▶ Entries from a visual dataset
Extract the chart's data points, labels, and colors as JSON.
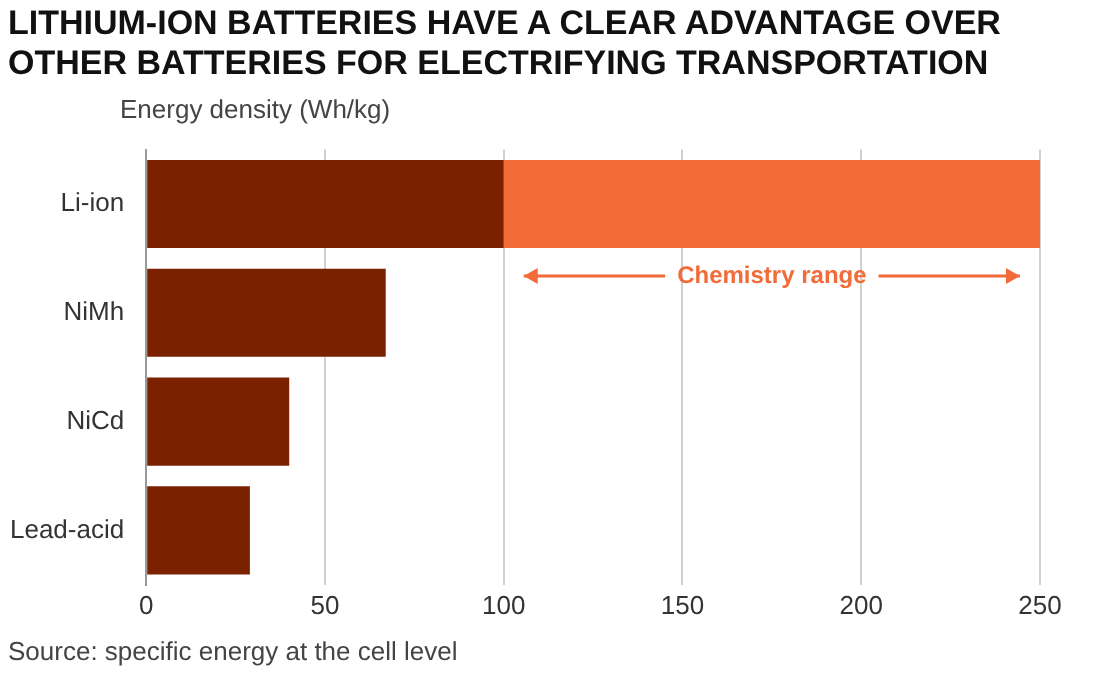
{
  "chart_data": {
    "type": "bar",
    "orientation": "horizontal",
    "stacked": true,
    "title": "LITHIUM-ION BATTERIES HAVE A CLEAR ADVANTAGE OVER OTHER BATTERIES FOR ELECTRIFYING TRANSPORTATION",
    "xlabel": "Energy density (Wh/kg)",
    "categories": [
      "Li-ion",
      "NiMh",
      "NiCd",
      "Lead-acid"
    ],
    "series": [
      {
        "color": "#7a2100",
        "values": [
          100,
          67,
          40,
          29
        ]
      },
      {
        "color": "#f26b38",
        "values": [
          150,
          null,
          null,
          null
        ]
      }
    ],
    "xlim": [
      0,
      250
    ],
    "xticks": [
      0,
      50,
      100,
      150,
      200,
      250
    ],
    "grid": "x",
    "legend": false,
    "annotations": [
      {
        "text": "Chemistry range",
        "x": 175,
        "y": "Li-ion"
      },
      "Source: specific energy at the cell level"
    ]
  }
}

▶ Requirement
Each entry shown above must be quoted exactly, with its pictures left out.

▶ The reply
Extract the chart's data points, labels, and colors as JSON.
{
  "chart_data": {
    "type": "bar",
    "orientation": "horizontal",
    "stacked": true,
    "title": "LITHIUM-ION BATTERIES HAVE A CLEAR ADVANTAGE OVER OTHER BATTERIES FOR ELECTRIFYING TRANSPORTATION",
    "xlabel": "Energy density (Wh/kg)",
    "categories": [
      "Li-ion",
      "NiMh",
      "NiCd",
      "Lead-acid"
    ],
    "series": [
      {
        "color": "#7a2100",
        "values": [
          100,
          67,
          40,
          29
        ]
      },
      {
        "color": "#f26b38",
        "values": [
          150,
          null,
          null,
          null
        ]
      }
    ],
    "xlim": [
      0,
      250
    ],
    "xticks": [
      0,
      50,
      100,
      150,
      200,
      250
    ],
    "grid": "x",
    "legend": false,
    "annotations": [
      {
        "text": "Chemistry range",
        "x": 175,
        "y": "Li-ion"
      },
      "Source: specific energy at the cell level"
    ]
  }
}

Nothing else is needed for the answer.